- What you need to do -
Write only the number of lines in the records beneath that hold "ambiental".

- Data listing -
— BEGIN —
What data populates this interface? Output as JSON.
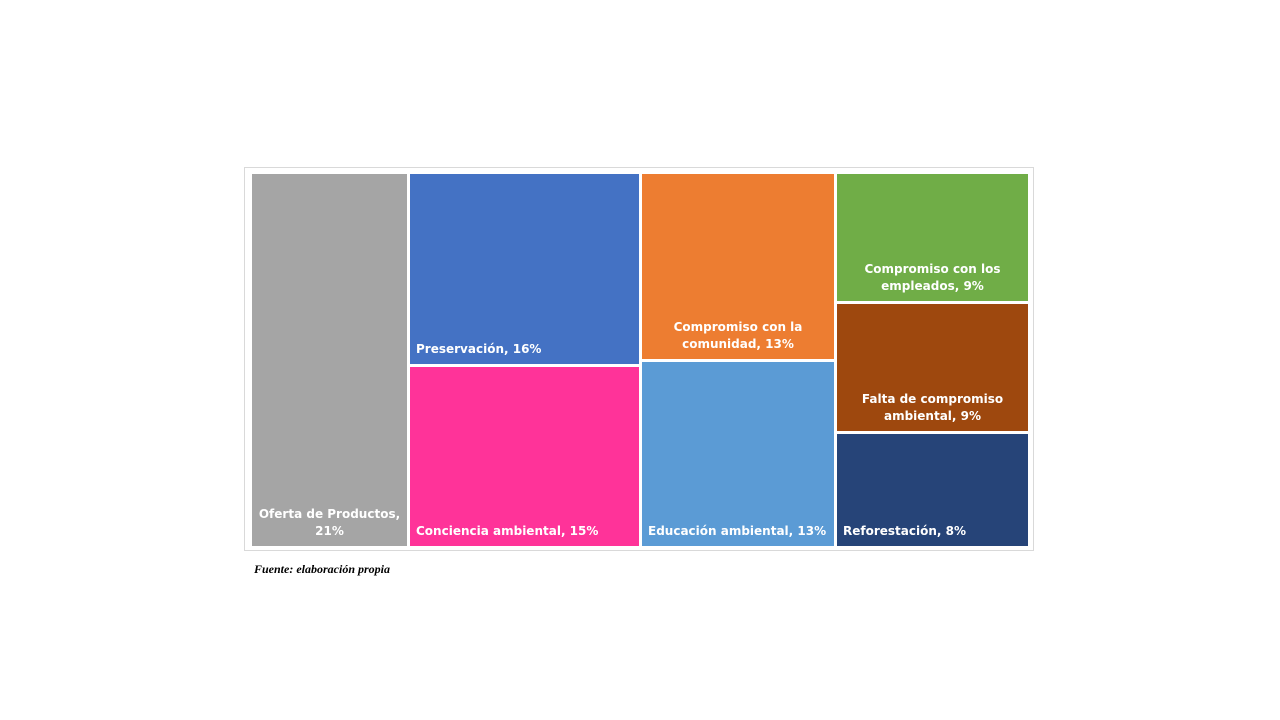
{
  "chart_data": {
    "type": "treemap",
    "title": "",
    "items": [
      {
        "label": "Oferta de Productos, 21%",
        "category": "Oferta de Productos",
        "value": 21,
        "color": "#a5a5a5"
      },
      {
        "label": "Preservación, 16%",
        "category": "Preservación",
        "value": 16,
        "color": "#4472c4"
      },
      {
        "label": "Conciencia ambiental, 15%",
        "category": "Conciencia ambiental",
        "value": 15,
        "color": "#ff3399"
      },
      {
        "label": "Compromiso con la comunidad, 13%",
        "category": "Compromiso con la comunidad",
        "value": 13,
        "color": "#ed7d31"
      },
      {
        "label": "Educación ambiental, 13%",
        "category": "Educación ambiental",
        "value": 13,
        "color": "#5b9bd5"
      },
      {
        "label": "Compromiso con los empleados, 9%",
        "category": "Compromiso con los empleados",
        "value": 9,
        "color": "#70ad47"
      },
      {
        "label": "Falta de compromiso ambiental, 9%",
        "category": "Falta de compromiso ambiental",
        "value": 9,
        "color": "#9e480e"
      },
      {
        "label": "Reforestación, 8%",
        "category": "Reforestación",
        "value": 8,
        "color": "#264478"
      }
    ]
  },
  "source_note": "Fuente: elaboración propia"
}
— END —
- Output for this exercise -
6